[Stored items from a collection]
## begin
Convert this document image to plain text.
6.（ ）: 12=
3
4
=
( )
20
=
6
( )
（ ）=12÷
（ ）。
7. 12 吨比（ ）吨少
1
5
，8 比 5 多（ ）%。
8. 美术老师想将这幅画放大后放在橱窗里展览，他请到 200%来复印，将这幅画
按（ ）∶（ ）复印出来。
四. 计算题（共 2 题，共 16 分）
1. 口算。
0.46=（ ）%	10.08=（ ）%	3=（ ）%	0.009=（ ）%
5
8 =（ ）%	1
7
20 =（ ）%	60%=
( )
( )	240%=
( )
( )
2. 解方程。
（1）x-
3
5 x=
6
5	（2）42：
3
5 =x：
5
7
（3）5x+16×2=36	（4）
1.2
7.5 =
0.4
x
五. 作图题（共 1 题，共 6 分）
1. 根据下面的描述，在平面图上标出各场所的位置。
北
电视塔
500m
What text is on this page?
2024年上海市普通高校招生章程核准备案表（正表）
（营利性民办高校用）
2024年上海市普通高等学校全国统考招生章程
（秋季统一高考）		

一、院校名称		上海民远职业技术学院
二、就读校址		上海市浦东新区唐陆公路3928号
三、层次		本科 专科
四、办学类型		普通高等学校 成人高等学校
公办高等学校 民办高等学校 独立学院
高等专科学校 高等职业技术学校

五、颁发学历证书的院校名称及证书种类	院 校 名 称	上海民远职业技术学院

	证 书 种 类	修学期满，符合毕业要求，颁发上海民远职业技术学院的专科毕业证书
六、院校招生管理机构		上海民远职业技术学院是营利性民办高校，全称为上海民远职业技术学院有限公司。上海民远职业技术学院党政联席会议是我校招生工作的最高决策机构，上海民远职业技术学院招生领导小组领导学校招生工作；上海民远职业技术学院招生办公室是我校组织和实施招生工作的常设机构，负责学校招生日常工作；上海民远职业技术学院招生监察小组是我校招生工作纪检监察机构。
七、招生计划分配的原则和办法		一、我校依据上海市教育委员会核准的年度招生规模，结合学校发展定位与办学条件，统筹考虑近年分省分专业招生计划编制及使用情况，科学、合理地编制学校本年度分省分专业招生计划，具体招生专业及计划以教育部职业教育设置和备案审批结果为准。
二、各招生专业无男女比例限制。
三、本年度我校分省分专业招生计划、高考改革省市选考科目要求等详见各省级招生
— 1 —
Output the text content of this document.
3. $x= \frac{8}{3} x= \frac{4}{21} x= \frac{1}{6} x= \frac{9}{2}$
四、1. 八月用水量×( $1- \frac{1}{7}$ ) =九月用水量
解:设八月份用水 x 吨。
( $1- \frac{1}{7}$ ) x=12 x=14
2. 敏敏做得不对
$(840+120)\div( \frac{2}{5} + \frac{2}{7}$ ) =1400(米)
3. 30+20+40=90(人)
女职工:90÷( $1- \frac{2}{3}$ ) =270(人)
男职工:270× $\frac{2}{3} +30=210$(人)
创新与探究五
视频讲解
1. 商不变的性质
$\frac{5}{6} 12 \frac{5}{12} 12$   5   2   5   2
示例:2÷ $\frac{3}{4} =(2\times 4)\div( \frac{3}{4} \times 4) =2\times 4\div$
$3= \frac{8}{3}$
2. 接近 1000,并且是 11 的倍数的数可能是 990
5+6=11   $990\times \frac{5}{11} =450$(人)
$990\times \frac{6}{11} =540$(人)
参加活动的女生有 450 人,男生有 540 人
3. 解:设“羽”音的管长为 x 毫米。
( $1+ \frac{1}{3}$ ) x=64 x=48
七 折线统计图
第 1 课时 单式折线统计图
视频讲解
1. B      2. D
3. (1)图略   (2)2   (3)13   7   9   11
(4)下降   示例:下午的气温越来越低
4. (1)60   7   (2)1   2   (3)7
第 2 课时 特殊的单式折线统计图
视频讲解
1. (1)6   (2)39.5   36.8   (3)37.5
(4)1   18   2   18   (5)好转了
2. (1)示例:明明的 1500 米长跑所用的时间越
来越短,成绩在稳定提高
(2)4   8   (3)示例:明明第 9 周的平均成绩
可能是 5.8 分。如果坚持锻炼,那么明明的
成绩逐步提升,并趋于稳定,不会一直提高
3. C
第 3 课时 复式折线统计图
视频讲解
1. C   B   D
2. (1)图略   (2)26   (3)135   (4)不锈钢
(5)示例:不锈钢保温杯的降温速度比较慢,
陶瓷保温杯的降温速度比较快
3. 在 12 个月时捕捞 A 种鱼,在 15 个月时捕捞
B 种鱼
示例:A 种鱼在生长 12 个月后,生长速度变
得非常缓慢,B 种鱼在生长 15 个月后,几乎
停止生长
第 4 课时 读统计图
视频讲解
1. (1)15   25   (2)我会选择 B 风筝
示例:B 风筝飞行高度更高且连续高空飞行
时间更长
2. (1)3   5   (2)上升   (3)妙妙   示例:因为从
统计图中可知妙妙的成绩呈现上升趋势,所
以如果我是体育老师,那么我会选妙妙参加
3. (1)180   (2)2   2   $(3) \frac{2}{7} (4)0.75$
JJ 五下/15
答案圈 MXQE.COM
## end
_What you should do_. Give back the whole listing exactly as it reads.

_Complete answer_.
Convert this document image to plain text.
6.（ ）: 12=
3
4
=
( )
20
=
6
( )
（ ）=12÷
（ ）。
7. 12 吨比（ ）吨少
1
5
，8 比 5 多（ ）%。
8. 美术老师想将这幅画放大后放在橱窗里展览，他请到 200%来复印，将这幅画
按（ ）∶（ ）复印出来。
四. 计算题（共 2 题，共 16 分）
1. 口算。
0.46=（ ）%	10.08=（ ）%	3=（ ）%	0.009=（ ）%
5
8 =（ ）%	1
7
20 =（ ）%	60%=
( )
( )	240%=
( )
( )
2. 解方程。
（1）x-
3
5 x=
6
5	（2）42：
3
5 =x：
5
7
（3）5x+16×2=36	（4）
1.2
7.5 =
0.4
x
五. 作图题（共 1 题，共 6 分）
1. 根据下面的描述，在平面图上标出各场所的位置。
北
电视塔
500m
What text is on this page?
2024年上海市普通高校招生章程核准备案表（正表）
（营利性民办高校用）
2024年上海市普通高等学校全国统考招生章程
（秋季统一高考）		

一、院校名称		上海民远职业技术学院
二、就读校址		上海市浦东新区唐陆公路3928号
三、层次		本科 专科
四、办学类型		普通高等学校 成人高等学校
公办高等学校 民办高等学校 独立学院
高等专科学校 高等职业技术学校

五、颁发学历证书的院校名称及证书种类	院 校 名 称	上海民远职业技术学院

	证 书 种 类	修学期满，符合毕业要求，颁发上海民远职业技术学院的专科毕业证书
六、院校招生管理机构		上海民远职业技术学院是营利性民办高校，全称为上海民远职业技术学院有限公司。上海民远职业技术学院党政联席会议是我校招生工作的最高决策机构，上海民远职业技术学院招生领导小组领导学校招生工作；上海民远职业技术学院招生办公室是我校组织和实施招生工作的常设机构，负责学校招生日常工作；上海民远职业技术学院招生监察小组是我校招生工作纪检监察机构。
七、招生计划分配的原则和办法		一、我校依据上海市教育委员会核准的年度招生规模，结合学校发展定位与办学条件，统筹考虑近年分省分专业招生计划编制及使用情况，科学、合理地编制学校本年度分省分专业招生计划，具体招生专业及计划以教育部职业教育设置和备案审批结果为准。
二、各招生专业无男女比例限制。
三、本年度我校分省分专业招生计划、高考改革省市选考科目要求等详见各省级招生
— 1 —
Output the text content of this document.
3. $x= \frac{8}{3} x= \frac{4}{21} x= \frac{1}{6} x= \frac{9}{2}$
四、1. 八月用水量×( $1- \frac{1}{7}$ ) =九月用水量
解:设八月份用水 x 吨。
( $1- \frac{1}{7}$ ) x=12 x=14
2. 敏敏做得不对
$(840+120)\div( \frac{2}{5} + \frac{2}{7}$ ) =1400(米)
3. 30+20+40=90(人)
女职工:90÷( $1- \frac{2}{3}$ ) =270(人)
男职工:270× $\frac{2}{3} +30=210$(人)
创新与探究五
视频讲解
1. 商不变的性质
$\frac{5}{6} 12 \frac{5}{12} 12$   5   2   5   2
示例:2÷ $\frac{3}{4} =(2\times 4)\div( \frac{3}{4} \times 4) =2\times 4\div$
$3= \frac{8}{3}$
2. 接近 1000,并且是 11 的倍数的数可能是 990
5+6=11   $990\times \frac{5}{11} =450$(人)
$990\times \frac{6}{11} =540$(人)
参加活动的女生有 450 人,男生有 540 人
3. 解:设“羽”音的管长为 x 毫米。
( $1+ \frac{1}{3}$ ) x=64 x=48
七 折线统计图
第 1 课时 单式折线统计图
视频讲解
1. B      2. D
3. (1)图略   (2)2   (3)13   7   9   11
(4)下降   示例:下午的气温越来越低
4. (1)60   7   (2)1   2   (3)7
第 2 课时 特殊的单式折线统计图
视频讲解
1. (1)6   (2)39.5   36.8   (3)37.5
(4)1   18   2   18   (5)好转了
2. (1)示例:明明的 1500 米长跑所用的时间越
来越短,成绩在稳定提高
(2)4   8   (3)示例:明明第 9 周的平均成绩
可能是 5.8 分。如果坚持锻炼,那么明明的
成绩逐步提升,并趋于稳定,不会一直提高
3. C
第 3 课时 复式折线统计图
视频讲解
1. C   B   D
2. (1)图略   (2)26   (3)135   (4)不锈钢
(5)示例:不锈钢保温杯的降温速度比较慢,
陶瓷保温杯的降温速度比较快
3. 在 12 个月时捕捞 A 种鱼,在 15 个月时捕捞
B 种鱼
示例:A 种鱼在生长 12 个月后,生长速度变
得非常缓慢,B 种鱼在生长 15 个月后,几乎
停止生长
第 4 课时 读统计图
视频讲解
1. (1)15   25   (2)我会选择 B 风筝
示例:B 风筝飞行高度更高且连续高空飞行
时间更长
2. (1)3   5   (2)上升   (3)妙妙   示例:因为从
统计图中可知妙妙的成绩呈现上升趋势,所
以如果我是体育老师,那么我会选妙妙参加
3. (1)180   (2)2   2   $(3) \frac{2}{7} (4)0.75$
JJ 五下/15
答案圈 MXQE.COM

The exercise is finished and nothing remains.